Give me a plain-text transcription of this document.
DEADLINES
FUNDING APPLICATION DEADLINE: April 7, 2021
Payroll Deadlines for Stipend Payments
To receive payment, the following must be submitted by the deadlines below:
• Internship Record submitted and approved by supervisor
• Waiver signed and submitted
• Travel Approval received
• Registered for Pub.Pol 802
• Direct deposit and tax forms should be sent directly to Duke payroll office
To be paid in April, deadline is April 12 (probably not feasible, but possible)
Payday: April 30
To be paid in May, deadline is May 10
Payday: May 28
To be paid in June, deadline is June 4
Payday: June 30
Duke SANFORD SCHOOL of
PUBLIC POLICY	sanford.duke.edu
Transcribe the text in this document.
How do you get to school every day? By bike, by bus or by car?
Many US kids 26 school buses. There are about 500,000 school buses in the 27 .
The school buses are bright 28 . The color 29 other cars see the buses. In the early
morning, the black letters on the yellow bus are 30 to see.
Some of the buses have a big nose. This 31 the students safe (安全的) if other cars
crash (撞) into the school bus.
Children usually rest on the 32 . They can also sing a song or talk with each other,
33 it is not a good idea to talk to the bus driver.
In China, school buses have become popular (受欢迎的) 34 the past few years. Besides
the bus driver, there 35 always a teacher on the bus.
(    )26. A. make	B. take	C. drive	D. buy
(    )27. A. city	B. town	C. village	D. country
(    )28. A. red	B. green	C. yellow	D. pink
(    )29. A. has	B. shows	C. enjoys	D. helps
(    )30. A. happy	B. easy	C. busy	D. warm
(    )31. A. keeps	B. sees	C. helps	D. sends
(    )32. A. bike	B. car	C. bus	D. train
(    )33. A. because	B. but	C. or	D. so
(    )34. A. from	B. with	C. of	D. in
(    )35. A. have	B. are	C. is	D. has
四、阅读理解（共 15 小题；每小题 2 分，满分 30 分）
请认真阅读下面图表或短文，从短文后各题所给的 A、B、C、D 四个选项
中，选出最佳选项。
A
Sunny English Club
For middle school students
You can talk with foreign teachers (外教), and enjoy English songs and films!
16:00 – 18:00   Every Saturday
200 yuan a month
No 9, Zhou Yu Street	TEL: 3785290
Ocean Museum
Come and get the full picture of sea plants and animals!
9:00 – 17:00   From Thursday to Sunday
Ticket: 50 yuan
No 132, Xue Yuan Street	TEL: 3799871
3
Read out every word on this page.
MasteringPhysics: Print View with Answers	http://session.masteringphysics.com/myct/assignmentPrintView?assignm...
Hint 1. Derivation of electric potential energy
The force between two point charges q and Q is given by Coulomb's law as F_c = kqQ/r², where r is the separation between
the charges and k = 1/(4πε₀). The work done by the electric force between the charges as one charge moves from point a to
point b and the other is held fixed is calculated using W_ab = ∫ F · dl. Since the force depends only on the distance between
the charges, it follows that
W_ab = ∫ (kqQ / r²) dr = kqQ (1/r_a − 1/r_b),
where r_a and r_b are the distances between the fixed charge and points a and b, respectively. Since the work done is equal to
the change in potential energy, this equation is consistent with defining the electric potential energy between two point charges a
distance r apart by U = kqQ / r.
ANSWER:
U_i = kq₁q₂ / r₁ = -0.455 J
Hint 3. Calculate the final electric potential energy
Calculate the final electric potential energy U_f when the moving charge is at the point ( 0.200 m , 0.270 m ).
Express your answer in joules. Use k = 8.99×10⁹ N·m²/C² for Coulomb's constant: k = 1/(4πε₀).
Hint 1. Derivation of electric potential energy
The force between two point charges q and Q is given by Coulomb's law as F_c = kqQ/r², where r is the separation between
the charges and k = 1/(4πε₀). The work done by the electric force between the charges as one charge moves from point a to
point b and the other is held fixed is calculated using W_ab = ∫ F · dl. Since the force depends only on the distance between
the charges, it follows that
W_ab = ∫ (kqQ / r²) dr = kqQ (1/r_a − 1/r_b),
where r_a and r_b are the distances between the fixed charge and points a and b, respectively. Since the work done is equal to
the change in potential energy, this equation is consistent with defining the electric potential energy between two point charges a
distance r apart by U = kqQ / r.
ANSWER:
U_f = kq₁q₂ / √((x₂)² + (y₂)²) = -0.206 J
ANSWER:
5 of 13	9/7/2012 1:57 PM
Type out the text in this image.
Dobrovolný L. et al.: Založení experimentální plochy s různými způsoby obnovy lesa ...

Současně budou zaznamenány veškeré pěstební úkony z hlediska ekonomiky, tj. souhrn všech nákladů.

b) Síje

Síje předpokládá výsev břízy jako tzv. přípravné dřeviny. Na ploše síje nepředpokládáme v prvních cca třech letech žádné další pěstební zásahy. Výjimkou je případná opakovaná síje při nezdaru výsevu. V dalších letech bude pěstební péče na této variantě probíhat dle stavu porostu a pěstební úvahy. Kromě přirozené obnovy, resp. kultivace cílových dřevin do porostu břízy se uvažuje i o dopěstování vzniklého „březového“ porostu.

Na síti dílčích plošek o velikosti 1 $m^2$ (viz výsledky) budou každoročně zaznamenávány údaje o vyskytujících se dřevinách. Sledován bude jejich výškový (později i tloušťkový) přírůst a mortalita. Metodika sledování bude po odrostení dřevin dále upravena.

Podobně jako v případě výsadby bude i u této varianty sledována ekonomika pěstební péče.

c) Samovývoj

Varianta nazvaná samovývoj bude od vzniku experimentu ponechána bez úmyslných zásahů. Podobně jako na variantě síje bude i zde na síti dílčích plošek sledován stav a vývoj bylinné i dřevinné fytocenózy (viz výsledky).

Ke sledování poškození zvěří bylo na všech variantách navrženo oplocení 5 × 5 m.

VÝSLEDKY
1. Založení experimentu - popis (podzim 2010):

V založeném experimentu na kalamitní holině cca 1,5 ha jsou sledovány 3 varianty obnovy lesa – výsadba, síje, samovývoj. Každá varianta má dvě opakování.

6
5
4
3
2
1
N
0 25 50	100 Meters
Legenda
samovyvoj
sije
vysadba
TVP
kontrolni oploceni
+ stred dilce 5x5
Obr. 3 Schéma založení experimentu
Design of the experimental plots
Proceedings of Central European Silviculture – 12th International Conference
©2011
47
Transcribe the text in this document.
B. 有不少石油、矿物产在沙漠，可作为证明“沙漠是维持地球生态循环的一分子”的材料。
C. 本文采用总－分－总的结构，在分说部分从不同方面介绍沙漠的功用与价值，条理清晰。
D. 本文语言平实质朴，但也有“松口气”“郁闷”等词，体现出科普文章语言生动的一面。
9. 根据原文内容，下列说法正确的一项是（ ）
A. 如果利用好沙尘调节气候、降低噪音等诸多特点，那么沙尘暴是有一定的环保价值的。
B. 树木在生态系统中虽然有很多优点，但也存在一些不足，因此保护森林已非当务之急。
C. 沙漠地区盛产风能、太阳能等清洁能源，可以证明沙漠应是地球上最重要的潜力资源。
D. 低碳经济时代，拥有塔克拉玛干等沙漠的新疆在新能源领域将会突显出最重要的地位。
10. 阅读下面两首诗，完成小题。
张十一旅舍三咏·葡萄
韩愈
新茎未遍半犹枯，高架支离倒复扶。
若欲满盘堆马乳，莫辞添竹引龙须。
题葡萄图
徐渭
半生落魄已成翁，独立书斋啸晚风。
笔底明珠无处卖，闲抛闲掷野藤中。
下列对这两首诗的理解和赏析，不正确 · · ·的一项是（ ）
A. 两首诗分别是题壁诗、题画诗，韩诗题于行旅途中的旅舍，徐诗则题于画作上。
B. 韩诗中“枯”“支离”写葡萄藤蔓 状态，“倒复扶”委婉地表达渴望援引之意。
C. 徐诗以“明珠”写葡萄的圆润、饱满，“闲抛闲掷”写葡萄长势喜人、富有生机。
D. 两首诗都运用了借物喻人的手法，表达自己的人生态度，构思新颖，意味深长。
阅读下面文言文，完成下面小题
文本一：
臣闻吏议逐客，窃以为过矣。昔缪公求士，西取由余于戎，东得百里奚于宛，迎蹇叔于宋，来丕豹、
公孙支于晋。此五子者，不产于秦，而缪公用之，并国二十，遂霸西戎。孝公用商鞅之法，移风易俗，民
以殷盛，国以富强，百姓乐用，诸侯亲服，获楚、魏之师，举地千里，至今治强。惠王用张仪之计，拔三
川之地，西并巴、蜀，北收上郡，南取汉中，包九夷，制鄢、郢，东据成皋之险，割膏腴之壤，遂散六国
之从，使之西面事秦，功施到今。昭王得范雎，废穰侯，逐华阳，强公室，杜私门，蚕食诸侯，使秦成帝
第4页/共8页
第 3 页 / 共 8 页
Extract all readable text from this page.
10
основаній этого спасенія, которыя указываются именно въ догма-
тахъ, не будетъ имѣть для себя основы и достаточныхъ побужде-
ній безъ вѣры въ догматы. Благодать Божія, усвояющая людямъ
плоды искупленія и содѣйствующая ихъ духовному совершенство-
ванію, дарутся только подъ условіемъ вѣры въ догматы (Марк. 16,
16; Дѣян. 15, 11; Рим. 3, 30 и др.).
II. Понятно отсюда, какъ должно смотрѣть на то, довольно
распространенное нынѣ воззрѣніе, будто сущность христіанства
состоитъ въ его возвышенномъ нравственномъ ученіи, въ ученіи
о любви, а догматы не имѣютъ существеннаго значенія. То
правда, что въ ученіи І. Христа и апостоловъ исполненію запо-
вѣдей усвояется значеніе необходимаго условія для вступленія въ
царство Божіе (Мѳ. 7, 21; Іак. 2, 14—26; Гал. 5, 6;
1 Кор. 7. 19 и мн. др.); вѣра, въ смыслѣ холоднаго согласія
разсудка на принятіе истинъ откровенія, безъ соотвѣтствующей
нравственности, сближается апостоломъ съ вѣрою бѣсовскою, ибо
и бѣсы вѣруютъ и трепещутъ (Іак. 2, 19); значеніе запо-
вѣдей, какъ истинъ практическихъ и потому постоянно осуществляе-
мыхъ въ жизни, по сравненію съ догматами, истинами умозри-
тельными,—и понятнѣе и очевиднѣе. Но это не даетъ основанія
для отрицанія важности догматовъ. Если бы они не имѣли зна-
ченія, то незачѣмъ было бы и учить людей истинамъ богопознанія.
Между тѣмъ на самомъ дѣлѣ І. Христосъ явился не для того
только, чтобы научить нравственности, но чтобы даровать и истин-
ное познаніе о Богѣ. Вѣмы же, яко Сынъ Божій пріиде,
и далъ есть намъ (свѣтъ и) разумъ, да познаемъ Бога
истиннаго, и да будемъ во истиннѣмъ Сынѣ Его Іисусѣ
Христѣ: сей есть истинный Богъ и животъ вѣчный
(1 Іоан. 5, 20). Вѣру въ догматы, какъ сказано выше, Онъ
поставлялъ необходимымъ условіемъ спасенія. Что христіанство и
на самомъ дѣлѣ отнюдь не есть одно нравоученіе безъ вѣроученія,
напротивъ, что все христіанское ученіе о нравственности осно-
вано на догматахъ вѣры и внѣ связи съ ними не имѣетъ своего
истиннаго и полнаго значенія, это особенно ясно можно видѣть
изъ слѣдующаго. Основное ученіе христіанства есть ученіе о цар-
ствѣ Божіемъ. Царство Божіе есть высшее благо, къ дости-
----
Filter the entries above down to the lines containing the word "спасенія".

основаній этого спасенія, которыя указываются именно въ догма-
поставлялъ необходимымъ условіемъ спасенія. Что христіанство и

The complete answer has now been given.